### 原文
2015 Fiscal Year Research-status Report
数論的多重対数予想の解決を担う新しい直交多項式系の創成とパデ近似
Project/Area Number |
15K04799
|
Research Institution | Nihon University |
Principal Investigator |
平田 典子 (河野典子) 日本大学, 理工学部, 教授 (90215195)
|
Project Period (FY) |
2015-04-01 – 2019-03-31
|
Keywords | 対数関数 / 多重対数 / ディオファントス近似 / パデ近似 / p進解析 / 無理数 / 超越数 |
Outline of Annual Research Achievements |
多重対数関数の数論的性質に関する大予想に接近するための独創的な手法を開発することが,本課題の最大の目的である.この予想に近づくための主たる手法と思われるパデ近似およびディオファントス近似に関して,海外共同研究者である Paris大学の S. David氏を平成27年10月末から11月初旬にかけて日本大学理工学部に招聘し,代数的な新手法を構築するべく研究討議をかわした.共著論文をまとめている処である.またStrasbourg大学の Y. Bugeaud氏, F. Luca氏(Mexico 数学研究所から南アフリカの Witwatersrand 大学に異動)と研究討議を開始した.S. David氏とはp進の場合の数論的多重対数の値の数論的性質に対する議論も併せて進展させている.F. Luca氏との討議内容は,線形回帰数列を底とした指数方程式の整数解の評価において用いられた手法の発展を含むが,平成28年度にはこれををいっそう進展させる計画である.なお,ドイツのOberwolfach数学研究所を訪問し,パデ近似についての情報収集することを実施している. 平成27年度の開催予定であったディオファントス問題と周辺分野に関する研究集会を,諸般の都合で平成28年度の開催に変更し,本課題の進展のために有用な情報収集をおこなう計画を進めて,主な講演者を決めた処である.日程は平成29年1月7日・8日・9日の3日間であり,上記のS. David氏,Y. Bugeaud氏, F. Luca氏に加えてParis大学名誉教授のM. Waldschmidt氏を基調講演者として日本大学理工学部に招聘予定である.国内からの講演者も20名程度を予定している.
######
> **目的 A**:
多重対数の研究報告について、次の問いにそれぞれ答えること。
(i) S. David氏はどの大学の研究者か。
(ii) F. Luca氏はどこへ異動したか。
(iii) 研究集会の日程はいつか。
> **目的 B**: 多重対数の研究報告のうち、「2015 Fiscal Year」という語句を含む箇所で始まり「理工学部, 教授 (90215195)」で終わる部分を、一字一句違えずに書き写すこと。
> **目的 C**: 多重対数の研究報告の最後の文の後から、その続きを書き継ぐこと。
### 与えられた情報
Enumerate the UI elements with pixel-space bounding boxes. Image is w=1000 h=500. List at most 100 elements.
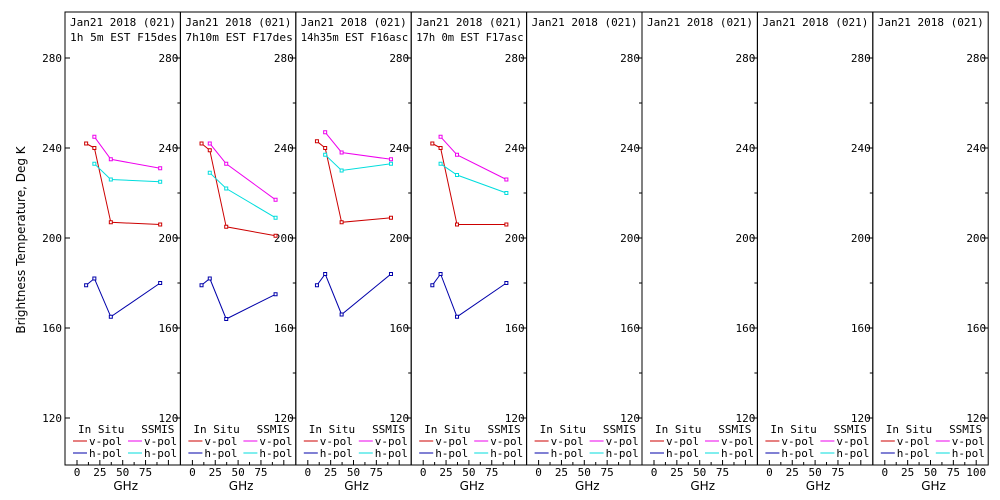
######
> **正解 A**:
(i) Paris大学
(ii) 南アフリカのWitwatersrand大学
(iii) 平成29年1月7日・8日・9日の3日間

> **正解 B**:
2015 Fiscal Year Research-status Report
数論的多重対数予想の解決を担う新しい直交多項式系の創成とパデ近似
Project/Area Number |
15K04799
|
Research Institution | Nihon University |
Principal Investigator |
平田 典子 (河野典子) 日本大学, 理工学部, 教授 (90215195)

> **正解 C**:
|
Current Status of Research Progress |
Current Status of Research Progress
2: Research has progressed on the whole more than it was originally planned.
Reason
研究代表者の所属大学で,講演者20数名,参加者50名~100名程度の国際研究集会を開くための準備に時間を要したため,研究集会の開催は平成27年度から平成28年度に変更することになった.それにも拘らず課題の研究はおおむね順調に進みつつある.特にS. David氏との本年度の共同研究は,代数学的な議論を用いてRemainder関数の部分分数展開についての精密な評価を,過去のパデ近似の研究代表者の先行研究に適用するというアイデアに負うものである.これはDavid氏の招聘が研究費のお陰でタイムリーに実施されて,研究討議が平成28年度ではなく平成27年度中に実施されたためであり,今後のパデ近似の総合的な理論を改良し統括するような実りある研究への示唆を与えられる重要な発展に結びつくと思われる. 超幾何級数の特殊値についての問題や,E関数やG関数に対する応用も,この手法によって考究することを新たに計画に加えて進めつつある.
|
Strategy for Future Research Activity |
S. David氏との共同研究をさらに進めるために,イタリアの研究集会(平成28年6月中旬)に参加して,S. David氏を含む関連分野の多くの専門家との討議をかわす.特にY. Bugeaud氏やD. Roy氏などのディオファントス近似の研究者の集まる集会であるため,研究代表者自身の中間成果も発表予定である.講演者リストも示されている当該研究集会のサイトは次である: http://www.mw70.eu/speakers.html また国際研究集会を平成29年1月7日・8日・9日の3日間にて日本大学理工学部で開催予定である.S. David氏,Y. Bugeaud氏, F. Luca氏に加え,Paris大学名誉教授のM. Waldschmidt氏らの専門家を研究代表者の所属大学に招聘し,基調講演者として講演を依頼して,課題の研究への効果の見込まれるような情報収集を行う.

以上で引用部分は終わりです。